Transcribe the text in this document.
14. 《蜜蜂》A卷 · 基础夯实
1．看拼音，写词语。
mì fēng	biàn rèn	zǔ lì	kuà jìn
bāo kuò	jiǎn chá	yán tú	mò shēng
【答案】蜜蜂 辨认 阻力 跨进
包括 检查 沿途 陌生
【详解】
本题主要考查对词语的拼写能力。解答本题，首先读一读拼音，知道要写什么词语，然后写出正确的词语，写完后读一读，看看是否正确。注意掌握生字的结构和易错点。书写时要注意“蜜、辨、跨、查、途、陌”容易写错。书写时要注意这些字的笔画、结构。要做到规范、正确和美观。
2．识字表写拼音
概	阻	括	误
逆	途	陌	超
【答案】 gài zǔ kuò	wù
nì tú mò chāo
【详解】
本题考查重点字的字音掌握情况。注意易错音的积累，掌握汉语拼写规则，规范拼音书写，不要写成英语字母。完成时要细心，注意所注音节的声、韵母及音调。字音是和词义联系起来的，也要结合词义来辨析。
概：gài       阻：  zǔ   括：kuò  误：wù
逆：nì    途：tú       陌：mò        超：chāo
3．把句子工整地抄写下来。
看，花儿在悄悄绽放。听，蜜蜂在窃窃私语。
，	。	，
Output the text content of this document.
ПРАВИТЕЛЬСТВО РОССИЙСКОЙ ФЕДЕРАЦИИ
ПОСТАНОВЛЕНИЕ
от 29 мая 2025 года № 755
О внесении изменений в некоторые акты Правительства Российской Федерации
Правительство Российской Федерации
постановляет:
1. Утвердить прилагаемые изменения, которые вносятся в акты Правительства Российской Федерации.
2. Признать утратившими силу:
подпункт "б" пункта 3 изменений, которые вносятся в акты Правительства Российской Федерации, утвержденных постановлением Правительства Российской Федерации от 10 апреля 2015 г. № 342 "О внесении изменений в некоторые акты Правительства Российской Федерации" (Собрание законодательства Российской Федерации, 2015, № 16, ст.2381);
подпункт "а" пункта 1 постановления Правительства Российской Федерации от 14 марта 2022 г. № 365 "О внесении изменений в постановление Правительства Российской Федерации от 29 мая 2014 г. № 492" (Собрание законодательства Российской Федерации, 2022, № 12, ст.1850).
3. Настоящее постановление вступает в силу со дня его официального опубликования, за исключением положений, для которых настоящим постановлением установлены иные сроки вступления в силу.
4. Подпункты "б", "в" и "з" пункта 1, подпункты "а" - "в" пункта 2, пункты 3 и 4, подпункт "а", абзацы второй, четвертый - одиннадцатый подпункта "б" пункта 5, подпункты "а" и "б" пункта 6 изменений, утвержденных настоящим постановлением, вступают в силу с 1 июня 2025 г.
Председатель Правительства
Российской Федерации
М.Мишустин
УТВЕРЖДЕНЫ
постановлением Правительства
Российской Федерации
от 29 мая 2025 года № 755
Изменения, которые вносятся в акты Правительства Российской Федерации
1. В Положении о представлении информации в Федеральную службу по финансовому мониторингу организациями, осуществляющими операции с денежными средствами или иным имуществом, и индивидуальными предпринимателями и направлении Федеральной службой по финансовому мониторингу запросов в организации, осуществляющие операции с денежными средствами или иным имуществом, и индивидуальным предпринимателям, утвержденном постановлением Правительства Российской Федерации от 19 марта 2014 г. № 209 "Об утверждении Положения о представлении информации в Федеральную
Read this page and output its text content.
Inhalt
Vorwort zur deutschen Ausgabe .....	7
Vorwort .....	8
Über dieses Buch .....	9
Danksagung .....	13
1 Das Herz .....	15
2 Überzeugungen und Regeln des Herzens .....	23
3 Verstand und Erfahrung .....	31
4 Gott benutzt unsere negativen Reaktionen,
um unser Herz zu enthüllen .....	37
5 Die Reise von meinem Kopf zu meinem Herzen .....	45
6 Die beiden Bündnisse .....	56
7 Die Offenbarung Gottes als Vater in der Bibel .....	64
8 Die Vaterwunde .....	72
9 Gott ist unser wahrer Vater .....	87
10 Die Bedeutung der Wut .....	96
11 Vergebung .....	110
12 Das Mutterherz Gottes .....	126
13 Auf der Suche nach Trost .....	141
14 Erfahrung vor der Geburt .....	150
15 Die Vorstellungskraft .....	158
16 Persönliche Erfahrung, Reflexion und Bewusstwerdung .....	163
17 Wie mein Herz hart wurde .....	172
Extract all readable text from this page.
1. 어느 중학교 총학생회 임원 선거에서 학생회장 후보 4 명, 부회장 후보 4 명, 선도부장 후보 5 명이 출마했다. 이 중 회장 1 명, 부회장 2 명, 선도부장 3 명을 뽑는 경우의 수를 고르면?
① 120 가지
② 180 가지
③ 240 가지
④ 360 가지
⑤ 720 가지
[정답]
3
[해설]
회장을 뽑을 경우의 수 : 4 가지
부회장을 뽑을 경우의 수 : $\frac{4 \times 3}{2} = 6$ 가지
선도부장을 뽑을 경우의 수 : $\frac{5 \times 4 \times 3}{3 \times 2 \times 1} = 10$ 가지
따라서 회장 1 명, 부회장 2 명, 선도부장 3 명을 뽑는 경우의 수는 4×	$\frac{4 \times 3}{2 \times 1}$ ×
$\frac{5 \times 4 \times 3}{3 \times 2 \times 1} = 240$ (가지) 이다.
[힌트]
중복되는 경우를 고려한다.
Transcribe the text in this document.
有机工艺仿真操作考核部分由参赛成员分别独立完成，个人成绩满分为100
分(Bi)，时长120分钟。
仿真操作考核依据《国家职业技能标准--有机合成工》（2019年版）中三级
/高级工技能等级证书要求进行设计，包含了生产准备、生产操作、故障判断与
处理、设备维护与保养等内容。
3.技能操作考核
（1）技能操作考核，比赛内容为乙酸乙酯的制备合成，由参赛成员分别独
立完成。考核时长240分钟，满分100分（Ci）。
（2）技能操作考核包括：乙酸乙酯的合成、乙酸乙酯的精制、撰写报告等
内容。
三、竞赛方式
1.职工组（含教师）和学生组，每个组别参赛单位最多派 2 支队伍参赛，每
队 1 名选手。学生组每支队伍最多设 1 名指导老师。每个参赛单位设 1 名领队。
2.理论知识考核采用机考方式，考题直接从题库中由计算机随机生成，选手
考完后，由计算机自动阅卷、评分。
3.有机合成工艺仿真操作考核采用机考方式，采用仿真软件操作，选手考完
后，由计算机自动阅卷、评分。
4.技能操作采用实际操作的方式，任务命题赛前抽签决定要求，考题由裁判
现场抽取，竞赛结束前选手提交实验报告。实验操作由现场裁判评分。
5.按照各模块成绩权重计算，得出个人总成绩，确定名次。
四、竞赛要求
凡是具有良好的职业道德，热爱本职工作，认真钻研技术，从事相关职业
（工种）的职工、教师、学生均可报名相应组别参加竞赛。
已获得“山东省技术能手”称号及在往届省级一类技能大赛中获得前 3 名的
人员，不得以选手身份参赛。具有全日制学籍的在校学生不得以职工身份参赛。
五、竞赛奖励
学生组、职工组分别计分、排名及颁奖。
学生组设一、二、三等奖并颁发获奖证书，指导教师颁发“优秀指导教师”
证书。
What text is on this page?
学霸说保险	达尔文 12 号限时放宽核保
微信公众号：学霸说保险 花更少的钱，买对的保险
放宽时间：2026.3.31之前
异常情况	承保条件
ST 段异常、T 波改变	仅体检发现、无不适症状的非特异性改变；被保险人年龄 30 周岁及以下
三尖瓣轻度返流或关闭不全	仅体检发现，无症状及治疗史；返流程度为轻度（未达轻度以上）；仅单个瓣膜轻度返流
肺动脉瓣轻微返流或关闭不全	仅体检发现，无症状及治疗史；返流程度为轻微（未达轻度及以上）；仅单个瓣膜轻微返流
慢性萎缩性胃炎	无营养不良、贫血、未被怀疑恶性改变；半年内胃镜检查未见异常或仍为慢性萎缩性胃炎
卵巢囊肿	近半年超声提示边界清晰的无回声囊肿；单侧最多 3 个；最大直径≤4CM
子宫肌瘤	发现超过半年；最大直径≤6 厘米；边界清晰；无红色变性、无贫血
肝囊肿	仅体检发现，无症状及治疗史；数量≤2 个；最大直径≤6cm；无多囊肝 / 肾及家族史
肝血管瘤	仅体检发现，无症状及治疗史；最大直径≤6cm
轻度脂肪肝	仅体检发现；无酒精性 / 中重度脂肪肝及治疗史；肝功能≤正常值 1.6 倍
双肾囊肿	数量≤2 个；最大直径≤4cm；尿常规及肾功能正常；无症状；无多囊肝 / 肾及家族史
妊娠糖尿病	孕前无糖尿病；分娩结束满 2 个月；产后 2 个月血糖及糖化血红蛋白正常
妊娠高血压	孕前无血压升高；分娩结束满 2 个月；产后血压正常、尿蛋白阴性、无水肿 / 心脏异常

○ ○ ○

> Task details: Where a line holds "Vorwort", copy it out.

> Completed task:
Vorwort zur deutschen Ausgabe .....	7
Vorwort .....	8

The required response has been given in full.